Format the lines from the start of the items through the line containing "nav-about[interactable]: من نحن: [331, 74, 394, 96]", inclusive, as a numbered list, leaving out any blank lines.

— Start PROVIDED INFORMATION —

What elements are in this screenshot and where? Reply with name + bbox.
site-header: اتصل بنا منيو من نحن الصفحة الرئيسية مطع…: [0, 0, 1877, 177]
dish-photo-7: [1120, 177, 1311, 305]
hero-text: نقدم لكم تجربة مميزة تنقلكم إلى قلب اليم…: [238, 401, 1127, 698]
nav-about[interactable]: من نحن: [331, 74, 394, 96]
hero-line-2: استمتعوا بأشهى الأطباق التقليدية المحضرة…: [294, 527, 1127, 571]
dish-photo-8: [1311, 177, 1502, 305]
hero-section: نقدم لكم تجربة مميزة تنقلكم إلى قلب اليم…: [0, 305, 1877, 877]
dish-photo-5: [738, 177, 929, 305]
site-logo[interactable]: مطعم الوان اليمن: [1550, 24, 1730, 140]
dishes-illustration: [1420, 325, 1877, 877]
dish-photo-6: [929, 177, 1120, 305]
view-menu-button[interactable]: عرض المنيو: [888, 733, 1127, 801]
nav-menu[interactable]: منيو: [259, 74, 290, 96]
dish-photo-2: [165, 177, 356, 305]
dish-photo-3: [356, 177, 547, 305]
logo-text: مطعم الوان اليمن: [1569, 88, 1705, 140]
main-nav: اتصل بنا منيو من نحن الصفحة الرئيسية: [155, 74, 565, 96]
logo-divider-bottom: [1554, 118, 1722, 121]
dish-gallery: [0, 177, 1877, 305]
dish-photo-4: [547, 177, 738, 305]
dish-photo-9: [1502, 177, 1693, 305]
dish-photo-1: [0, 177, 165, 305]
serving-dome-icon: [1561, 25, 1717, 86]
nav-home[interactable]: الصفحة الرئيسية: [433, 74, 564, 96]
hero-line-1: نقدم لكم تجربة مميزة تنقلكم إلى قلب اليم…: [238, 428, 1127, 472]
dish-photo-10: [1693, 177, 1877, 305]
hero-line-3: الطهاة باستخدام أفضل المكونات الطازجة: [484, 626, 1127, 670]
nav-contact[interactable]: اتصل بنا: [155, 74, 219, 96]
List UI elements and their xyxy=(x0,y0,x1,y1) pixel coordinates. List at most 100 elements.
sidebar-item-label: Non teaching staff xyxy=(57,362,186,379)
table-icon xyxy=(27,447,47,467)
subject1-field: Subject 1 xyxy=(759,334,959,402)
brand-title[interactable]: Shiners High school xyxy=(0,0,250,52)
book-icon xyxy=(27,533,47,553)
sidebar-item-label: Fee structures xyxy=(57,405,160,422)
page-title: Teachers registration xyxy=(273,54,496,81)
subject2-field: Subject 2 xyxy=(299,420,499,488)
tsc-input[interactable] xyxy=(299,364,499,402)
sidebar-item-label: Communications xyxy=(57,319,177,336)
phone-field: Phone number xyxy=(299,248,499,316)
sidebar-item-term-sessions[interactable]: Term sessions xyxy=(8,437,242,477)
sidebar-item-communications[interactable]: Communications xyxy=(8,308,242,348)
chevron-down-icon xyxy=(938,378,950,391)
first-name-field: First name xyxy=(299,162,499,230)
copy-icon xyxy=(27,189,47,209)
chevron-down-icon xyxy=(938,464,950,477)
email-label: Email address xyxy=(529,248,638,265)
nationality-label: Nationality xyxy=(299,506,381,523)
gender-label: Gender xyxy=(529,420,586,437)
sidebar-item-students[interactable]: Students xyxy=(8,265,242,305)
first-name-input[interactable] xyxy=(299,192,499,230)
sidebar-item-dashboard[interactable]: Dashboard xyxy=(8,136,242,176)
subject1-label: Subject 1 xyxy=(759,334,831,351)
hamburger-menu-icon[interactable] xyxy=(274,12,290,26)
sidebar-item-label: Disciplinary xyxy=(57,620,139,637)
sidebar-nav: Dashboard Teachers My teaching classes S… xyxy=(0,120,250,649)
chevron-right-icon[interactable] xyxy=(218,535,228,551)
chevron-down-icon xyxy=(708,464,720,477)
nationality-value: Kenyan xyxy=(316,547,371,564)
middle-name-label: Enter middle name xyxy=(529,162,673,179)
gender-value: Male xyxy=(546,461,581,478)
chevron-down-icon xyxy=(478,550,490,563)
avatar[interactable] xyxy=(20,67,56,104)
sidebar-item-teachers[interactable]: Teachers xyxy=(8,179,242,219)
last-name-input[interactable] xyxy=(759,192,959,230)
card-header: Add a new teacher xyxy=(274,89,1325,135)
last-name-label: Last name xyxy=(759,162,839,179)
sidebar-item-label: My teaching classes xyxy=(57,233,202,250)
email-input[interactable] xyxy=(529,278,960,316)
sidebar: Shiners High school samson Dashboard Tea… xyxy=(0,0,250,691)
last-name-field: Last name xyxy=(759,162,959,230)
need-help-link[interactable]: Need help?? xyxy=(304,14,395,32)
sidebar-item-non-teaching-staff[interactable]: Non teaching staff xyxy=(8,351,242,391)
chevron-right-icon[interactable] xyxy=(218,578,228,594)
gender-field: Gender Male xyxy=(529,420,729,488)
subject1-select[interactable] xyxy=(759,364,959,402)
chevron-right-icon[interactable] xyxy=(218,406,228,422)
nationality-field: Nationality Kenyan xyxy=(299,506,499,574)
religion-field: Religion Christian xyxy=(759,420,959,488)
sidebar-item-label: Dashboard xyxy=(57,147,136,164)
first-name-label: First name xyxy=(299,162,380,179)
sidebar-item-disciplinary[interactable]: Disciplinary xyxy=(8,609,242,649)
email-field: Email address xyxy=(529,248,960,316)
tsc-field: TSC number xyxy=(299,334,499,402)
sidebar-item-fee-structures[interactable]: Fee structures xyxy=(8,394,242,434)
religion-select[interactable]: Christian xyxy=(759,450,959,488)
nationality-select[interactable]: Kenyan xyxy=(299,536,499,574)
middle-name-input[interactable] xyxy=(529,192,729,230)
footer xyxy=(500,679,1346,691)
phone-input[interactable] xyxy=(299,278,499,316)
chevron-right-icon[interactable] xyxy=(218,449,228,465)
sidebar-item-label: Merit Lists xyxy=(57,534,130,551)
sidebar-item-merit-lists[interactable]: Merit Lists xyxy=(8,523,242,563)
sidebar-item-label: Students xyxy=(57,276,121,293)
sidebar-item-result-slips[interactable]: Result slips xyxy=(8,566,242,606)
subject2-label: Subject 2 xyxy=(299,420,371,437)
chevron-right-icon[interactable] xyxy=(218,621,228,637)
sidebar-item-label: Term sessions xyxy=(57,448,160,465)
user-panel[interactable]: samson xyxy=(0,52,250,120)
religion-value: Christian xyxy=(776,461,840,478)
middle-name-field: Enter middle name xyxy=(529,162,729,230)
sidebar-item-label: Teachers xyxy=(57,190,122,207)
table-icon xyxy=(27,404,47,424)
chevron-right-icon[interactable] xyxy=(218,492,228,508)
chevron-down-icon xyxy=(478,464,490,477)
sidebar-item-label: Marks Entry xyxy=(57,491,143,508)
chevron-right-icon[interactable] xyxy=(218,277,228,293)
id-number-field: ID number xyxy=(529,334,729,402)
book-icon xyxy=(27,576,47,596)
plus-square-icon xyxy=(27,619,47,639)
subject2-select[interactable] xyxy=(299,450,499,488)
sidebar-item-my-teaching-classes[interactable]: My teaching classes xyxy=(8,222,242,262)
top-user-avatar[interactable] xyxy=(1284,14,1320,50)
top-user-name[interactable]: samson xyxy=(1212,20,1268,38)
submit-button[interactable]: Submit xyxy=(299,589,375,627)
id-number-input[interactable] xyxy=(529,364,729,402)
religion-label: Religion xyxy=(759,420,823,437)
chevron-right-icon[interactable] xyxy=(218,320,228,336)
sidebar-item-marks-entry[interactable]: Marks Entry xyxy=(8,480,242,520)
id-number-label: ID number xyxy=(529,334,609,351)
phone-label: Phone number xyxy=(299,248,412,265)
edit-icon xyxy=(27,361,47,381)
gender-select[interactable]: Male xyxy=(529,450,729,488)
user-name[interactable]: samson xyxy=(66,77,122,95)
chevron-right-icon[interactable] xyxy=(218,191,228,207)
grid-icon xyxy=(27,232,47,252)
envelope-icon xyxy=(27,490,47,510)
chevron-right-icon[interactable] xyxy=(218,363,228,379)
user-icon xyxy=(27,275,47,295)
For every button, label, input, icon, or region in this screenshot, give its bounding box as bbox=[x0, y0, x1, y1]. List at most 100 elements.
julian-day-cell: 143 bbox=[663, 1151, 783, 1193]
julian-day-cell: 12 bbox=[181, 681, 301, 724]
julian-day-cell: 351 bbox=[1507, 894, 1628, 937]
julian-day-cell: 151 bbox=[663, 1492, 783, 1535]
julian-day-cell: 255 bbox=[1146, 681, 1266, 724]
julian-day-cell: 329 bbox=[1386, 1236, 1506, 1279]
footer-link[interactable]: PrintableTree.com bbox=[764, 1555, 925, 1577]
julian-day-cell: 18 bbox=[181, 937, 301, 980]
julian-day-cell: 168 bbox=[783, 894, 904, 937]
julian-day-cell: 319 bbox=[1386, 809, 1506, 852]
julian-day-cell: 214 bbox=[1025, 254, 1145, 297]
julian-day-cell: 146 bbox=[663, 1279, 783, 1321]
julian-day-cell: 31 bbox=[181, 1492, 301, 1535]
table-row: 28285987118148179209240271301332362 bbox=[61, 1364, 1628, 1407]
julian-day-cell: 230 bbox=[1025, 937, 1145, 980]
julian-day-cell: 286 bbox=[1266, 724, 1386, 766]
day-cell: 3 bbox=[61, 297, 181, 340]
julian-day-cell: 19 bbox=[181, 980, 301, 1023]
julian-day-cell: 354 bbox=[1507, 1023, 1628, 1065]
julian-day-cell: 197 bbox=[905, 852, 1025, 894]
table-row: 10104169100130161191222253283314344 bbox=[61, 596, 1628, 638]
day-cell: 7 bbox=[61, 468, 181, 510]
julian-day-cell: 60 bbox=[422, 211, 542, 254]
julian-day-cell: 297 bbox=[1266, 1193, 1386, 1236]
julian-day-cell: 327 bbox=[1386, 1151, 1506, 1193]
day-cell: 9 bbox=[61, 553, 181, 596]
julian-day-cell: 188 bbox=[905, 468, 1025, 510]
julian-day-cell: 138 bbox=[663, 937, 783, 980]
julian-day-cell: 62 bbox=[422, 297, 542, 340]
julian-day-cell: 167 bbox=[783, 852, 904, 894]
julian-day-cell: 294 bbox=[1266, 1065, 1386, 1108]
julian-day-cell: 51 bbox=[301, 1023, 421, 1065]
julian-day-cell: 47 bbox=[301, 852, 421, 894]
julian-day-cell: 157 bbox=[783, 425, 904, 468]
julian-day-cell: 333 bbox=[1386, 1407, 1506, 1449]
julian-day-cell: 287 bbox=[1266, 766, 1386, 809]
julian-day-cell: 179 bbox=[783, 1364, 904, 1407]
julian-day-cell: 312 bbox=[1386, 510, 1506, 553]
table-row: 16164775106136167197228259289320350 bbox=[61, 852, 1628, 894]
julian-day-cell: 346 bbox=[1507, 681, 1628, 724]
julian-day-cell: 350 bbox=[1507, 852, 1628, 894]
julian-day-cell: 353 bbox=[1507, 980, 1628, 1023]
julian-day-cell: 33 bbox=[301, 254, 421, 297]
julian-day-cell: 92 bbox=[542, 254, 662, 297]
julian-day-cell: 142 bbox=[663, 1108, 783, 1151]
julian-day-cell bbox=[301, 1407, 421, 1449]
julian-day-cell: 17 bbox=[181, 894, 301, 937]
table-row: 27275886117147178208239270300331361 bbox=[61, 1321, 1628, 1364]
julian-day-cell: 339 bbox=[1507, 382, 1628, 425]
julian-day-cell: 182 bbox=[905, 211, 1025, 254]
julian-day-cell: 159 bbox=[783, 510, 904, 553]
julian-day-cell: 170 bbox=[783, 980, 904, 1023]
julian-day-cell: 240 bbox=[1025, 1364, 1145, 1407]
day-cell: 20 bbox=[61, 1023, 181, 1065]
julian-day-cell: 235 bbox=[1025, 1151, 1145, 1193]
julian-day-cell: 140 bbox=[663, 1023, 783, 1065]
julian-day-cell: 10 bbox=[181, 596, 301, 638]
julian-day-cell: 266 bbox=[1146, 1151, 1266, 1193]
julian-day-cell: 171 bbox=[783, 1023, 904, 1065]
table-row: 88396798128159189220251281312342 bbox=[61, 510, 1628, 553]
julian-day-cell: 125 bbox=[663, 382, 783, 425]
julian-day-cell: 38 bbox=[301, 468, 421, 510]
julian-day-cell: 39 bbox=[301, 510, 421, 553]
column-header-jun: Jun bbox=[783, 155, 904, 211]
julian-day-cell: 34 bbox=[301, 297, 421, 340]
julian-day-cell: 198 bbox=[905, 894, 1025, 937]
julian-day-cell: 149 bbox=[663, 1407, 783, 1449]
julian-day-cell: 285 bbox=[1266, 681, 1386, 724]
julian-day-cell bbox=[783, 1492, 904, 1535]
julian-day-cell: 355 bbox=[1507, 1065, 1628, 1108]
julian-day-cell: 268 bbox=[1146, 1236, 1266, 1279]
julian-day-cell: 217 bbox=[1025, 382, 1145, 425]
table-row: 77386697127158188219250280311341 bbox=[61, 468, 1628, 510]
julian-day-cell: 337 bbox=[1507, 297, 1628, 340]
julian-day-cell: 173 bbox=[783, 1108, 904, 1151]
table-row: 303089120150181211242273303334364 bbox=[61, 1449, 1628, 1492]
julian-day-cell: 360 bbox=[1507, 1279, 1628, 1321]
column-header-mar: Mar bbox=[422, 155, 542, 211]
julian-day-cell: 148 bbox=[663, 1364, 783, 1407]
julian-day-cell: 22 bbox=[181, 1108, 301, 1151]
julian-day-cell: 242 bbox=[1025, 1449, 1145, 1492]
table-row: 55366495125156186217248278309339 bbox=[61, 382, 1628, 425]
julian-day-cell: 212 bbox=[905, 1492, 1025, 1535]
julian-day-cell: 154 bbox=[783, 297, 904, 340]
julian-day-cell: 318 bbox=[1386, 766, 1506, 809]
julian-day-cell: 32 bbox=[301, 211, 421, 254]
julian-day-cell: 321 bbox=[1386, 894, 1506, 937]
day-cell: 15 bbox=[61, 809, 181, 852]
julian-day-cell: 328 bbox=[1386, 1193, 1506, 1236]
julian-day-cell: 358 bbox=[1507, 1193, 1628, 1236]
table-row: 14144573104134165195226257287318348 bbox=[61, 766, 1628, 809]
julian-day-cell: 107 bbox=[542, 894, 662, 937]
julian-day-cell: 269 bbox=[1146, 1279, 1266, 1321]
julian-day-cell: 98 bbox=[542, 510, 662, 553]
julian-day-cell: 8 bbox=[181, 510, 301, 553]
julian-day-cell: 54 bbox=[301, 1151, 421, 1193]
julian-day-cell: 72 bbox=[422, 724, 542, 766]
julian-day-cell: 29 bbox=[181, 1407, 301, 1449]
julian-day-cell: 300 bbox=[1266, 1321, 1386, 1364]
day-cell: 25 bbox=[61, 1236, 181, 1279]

— End PROVIDED INFORMATION —

RESULT:
1. What elements are in this screenshot and where? Reply with name + bbox.
2. site-header: اتصل بنا منيو من نحن الصفحة الرئيسية مطع…: [0, 0, 1877, 177]
3. dish-photo-7: [1120, 177, 1311, 305]
4. hero-text: نقدم لكم تجربة مميزة تنقلكم إلى قلب اليم…: [238, 401, 1127, 698]
5. nav-about[interactable]: من نحن: [331, 74, 394, 96]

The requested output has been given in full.